→ YOUR GOAL
Each of the entries should be retyped precisely as it appears.

** begin SUPPLIED INFORMATION **

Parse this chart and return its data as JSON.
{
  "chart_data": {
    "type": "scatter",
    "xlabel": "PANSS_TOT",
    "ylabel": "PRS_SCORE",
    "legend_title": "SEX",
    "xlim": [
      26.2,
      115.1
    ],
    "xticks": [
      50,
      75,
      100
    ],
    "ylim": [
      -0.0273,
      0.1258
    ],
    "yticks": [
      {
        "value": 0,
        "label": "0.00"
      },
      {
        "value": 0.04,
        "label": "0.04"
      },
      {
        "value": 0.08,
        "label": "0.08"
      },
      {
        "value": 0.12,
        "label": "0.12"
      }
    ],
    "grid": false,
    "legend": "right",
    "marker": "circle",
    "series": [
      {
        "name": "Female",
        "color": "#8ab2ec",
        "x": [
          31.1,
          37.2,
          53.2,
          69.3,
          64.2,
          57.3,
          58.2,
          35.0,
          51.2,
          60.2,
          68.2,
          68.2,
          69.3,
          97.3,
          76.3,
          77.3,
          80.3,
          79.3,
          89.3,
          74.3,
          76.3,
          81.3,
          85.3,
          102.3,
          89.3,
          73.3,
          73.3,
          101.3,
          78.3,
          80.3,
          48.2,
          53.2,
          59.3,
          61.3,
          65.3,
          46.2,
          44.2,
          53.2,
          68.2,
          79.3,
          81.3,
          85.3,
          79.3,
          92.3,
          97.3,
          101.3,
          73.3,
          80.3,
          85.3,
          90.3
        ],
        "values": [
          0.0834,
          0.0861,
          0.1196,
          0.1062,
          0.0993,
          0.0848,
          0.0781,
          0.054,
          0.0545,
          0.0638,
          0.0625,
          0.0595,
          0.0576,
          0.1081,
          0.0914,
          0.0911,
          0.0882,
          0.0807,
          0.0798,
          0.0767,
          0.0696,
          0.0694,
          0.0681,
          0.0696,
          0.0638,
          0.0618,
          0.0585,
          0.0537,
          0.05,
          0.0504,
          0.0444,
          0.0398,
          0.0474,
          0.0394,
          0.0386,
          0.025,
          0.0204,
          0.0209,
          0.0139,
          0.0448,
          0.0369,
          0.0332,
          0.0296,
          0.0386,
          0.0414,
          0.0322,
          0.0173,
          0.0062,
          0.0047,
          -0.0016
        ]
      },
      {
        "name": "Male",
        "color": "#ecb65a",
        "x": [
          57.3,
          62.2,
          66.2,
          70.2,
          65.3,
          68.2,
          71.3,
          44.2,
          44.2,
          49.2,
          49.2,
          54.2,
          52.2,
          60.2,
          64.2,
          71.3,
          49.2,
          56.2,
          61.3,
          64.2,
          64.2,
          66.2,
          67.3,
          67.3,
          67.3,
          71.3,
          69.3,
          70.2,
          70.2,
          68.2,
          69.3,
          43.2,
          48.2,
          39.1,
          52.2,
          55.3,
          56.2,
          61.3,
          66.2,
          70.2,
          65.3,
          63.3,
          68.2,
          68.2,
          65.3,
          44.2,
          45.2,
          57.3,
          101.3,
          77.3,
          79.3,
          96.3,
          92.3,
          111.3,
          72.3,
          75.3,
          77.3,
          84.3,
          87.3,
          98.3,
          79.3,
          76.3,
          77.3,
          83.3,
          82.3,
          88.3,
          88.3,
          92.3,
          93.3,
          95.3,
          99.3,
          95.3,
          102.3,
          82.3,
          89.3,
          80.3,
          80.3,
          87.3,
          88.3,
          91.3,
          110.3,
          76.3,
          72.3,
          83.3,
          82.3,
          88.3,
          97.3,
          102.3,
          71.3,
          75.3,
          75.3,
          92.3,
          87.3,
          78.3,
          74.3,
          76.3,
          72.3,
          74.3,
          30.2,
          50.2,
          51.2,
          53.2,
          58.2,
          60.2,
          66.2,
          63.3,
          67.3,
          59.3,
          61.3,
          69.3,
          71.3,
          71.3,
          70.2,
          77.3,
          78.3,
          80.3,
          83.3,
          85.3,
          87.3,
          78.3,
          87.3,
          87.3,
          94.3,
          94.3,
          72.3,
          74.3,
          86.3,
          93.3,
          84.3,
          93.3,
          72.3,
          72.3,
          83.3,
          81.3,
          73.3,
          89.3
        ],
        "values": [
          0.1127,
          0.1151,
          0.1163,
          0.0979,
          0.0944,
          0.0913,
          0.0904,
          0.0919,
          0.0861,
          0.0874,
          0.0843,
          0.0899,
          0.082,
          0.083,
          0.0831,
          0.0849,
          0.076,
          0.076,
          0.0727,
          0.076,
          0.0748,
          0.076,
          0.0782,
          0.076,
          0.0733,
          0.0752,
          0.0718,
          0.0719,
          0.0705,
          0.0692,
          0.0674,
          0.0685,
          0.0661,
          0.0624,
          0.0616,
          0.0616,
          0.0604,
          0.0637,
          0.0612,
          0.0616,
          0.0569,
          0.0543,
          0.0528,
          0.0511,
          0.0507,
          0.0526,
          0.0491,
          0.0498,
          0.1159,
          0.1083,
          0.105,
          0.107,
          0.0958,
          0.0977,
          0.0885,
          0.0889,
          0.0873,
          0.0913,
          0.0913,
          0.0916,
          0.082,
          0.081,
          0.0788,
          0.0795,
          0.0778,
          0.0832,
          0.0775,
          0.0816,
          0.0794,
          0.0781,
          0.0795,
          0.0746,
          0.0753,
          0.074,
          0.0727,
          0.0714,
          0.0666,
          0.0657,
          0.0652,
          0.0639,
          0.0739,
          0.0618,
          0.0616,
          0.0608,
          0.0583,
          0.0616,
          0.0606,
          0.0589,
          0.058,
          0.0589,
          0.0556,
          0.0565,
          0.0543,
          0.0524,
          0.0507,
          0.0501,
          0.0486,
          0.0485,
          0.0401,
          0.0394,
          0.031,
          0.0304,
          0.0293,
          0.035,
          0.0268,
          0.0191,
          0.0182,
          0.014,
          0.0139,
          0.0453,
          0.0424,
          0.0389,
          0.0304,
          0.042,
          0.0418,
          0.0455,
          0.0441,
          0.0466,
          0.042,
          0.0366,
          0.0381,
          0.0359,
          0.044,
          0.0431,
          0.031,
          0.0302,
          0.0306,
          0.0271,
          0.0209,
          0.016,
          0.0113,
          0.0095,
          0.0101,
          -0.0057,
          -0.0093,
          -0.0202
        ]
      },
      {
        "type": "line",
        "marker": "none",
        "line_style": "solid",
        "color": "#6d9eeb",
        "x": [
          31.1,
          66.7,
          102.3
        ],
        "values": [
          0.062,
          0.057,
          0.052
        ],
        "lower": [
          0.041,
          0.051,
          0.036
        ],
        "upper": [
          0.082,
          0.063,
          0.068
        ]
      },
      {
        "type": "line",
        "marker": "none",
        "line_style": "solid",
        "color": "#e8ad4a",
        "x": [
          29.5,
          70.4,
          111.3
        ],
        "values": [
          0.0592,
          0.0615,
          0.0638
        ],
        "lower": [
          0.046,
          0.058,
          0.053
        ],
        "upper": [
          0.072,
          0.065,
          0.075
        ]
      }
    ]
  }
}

** end SUPPLIED INFORMATION **

→ WORKED SOLUTION
Parse this chart and return its data as JSON.
{
  "chart_data": {
    "type": "scatter",
    "xlabel": "PANSS_TOT",
    "ylabel": "PRS_SCORE",
    "legend_title": "SEX",
    "xlim": [
      26.2,
      115.1
    ],
    "xticks": [
      50,
      75,
      100
    ],
    "ylim": [
      -0.0273,
      0.1258
    ],
    "yticks": [
      {
        "value": 0,
        "label": "0.00"
      },
      {
        "value": 0.04,
        "label": "0.04"
      },
      {
        "value": 0.08,
        "label": "0.08"
      },
      {
        "value": 0.12,
        "label": "0.12"
      }
    ],
    "grid": false,
    "legend": "right",
    "marker": "circle",
    "series": [
      {
        "name": "Female",
        "color": "#8ab2ec",
        "x": [
          31.1,
          37.2,
          53.2,
          69.3,
          64.2,
          57.3,
          58.2,
          35.0,
          51.2,
          60.2,
          68.2,
          68.2,
          69.3,
          97.3,
          76.3,
          77.3,
          80.3,
          79.3,
          89.3,
          74.3,
          76.3,
          81.3,
          85.3,
          102.3,
          89.3,
          73.3,
          73.3,
          101.3,
          78.3,
          80.3,
          48.2,
          53.2,
          59.3,
          61.3,
          65.3,
          46.2,
          44.2,
          53.2,
          68.2,
          79.3,
          81.3,
          85.3,
          79.3,
          92.3,
          97.3,
          101.3,
          73.3,
          80.3,
          85.3,
          90.3
        ],
        "values": [
          0.0834,
          0.0861,
          0.1196,
          0.1062,
          0.0993,
          0.0848,
          0.0781,
          0.054,
          0.0545,
          0.0638,
          0.0625,
          0.0595,
          0.0576,
          0.1081,
          0.0914,
          0.0911,
          0.0882,
          0.0807,
          0.0798,
          0.0767,
          0.0696,
          0.0694,
          0.0681,
          0.0696,
          0.0638,
          0.0618,
          0.0585,
          0.0537,
          0.05,
          0.0504,
          0.0444,
          0.0398,
          0.0474,
          0.0394,
          0.0386,
          0.025,
          0.0204,
          0.0209,
          0.0139,
          0.0448,
          0.0369,
          0.0332,
          0.0296,
          0.0386,
          0.0414,
          0.0322,
          0.0173,
          0.0062,
          0.0047,
          -0.0016
        ]
      },
      {
        "name": "Male",
        "color": "#ecb65a",
        "x": [
          57.3,
          62.2,
          66.2,
          70.2,
          65.3,
          68.2,
          71.3,
          44.2,
          44.2,
          49.2,
          49.2,
          54.2,
          52.2,
          60.2,
          64.2,
          71.3,
          49.2,
          56.2,
          61.3,
          64.2,
          64.2,
          66.2,
          67.3,
          67.3,
          67.3,
          71.3,
          69.3,
          70.2,
          70.2,
          68.2,
          69.3,
          43.2,
          48.2,
          39.1,
          52.2,
          55.3,
          56.2,
          61.3,
          66.2,
          70.2,
          65.3,
          63.3,
          68.2,
          68.2,
          65.3,
          44.2,
          45.2,
          57.3,
          101.3,
          77.3,
          79.3,
          96.3,
          92.3,
          111.3,
          72.3,
          75.3,
          77.3,
          84.3,
          87.3,
          98.3,
          79.3,
          76.3,
          77.3,
          83.3,
          82.3,
          88.3,
          88.3,
          92.3,
          93.3,
          95.3,
          99.3,
          95.3,
          102.3,
          82.3,
          89.3,
          80.3,
          80.3,
          87.3,
          88.3,
          91.3,
          110.3,
          76.3,
          72.3,
          83.3,
          82.3,
          88.3,
          97.3,
          102.3,
          71.3,
          75.3,
          75.3,
          92.3,
          87.3,
          78.3,
          74.3,
          76.3,
          72.3,
          74.3,
          30.2,
          50.2,
          51.2,
          53.2,
          58.2,
          60.2,
          66.2,
          63.3,
          67.3,
          59.3,
          61.3,
          69.3,
          71.3,
          71.3,
          70.2,
          77.3,
          78.3,
          80.3,
          83.3,
          85.3,
          87.3,
          78.3,
          87.3,
          87.3,
          94.3,
          94.3,
          72.3,
          74.3,
          86.3,
          93.3,
          84.3,
          93.3,
          72.3,
          72.3,
          83.3,
          81.3,
          73.3,
          89.3
        ],
        "values": [
          0.1127,
          0.1151,
          0.1163,
          0.0979,
          0.0944,
          0.0913,
          0.0904,
          0.0919,
          0.0861,
          0.0874,
          0.0843,
          0.0899,
          0.082,
          0.083,
          0.0831,
          0.0849,
          0.076,
          0.076,
          0.0727,
          0.076,
          0.0748,
          0.076,
          0.0782,
          0.076,
          0.0733,
          0.0752,
          0.0718,
          0.0719,
          0.0705,
          0.0692,
          0.0674,
          0.0685,
          0.0661,
          0.0624,
          0.0616,
          0.0616,
          0.0604,
          0.0637,
          0.0612,
          0.0616,
          0.0569,
          0.0543,
          0.0528,
          0.0511,
          0.0507,
          0.0526,
          0.0491,
          0.0498,
          0.1159,
          0.1083,
          0.105,
          0.107,
          0.0958,
          0.0977,
          0.0885,
          0.0889,
          0.0873,
          0.0913,
          0.0913,
          0.0916,
          0.082,
          0.081,
          0.0788,
          0.0795,
          0.0778,
          0.0832,
          0.0775,
          0.0816,
          0.0794,
          0.0781,
          0.0795,
          0.0746,
          0.0753,
          0.074,
          0.0727,
          0.0714,
          0.0666,
          0.0657,
          0.0652,
          0.0639,
          0.0739,
          0.0618,
          0.0616,
          0.0608,
          0.0583,
          0.0616,
          0.0606,
          0.0589,
          0.058,
          0.0589,
          0.0556,
          0.0565,
          0.0543,
          0.0524,
          0.0507,
          0.0501,
          0.0486,
          0.0485,
          0.0401,
          0.0394,
          0.031,
          0.0304,
          0.0293,
          0.035,
          0.0268,
          0.0191,
          0.0182,
          0.014,
          0.0139,
          0.0453,
          0.0424,
          0.0389,
          0.0304,
          0.042,
          0.0418,
          0.0455,
          0.0441,
          0.0466,
          0.042,
          0.0366,
          0.0381,
          0.0359,
          0.044,
          0.0431,
          0.031,
          0.0302,
          0.0306,
          0.0271,
          0.0209,
          0.016,
          0.0113,
          0.0095,
          0.0101,
          -0.0057,
          -0.0093,
          -0.0202
        ]
      },
      {
        "type": "line",
        "marker": "none",
        "line_style": "solid",
        "color": "#6d9eeb",
        "x": [
          31.1,
          66.7,
          102.3
        ],
        "values": [
          0.062,
          0.057,
          0.052
        ],
        "lower": [
          0.041,
          0.051,
          0.036
        ],
        "upper": [
          0.082,
          0.063,
          0.068
        ]
      },
      {
        "type": "line",
        "marker": "none",
        "line_style": "solid",
        "color": "#e8ad4a",
        "x": [
          29.5,
          70.4,
          111.3
        ],
        "values": [
          0.0592,
          0.0615,
          0.0638
        ],
        "lower": [
          0.046,
          0.058,
          0.053
        ],
        "upper": [
          0.072,
          0.065,
          0.075
        ]
      }
    ]
  }
}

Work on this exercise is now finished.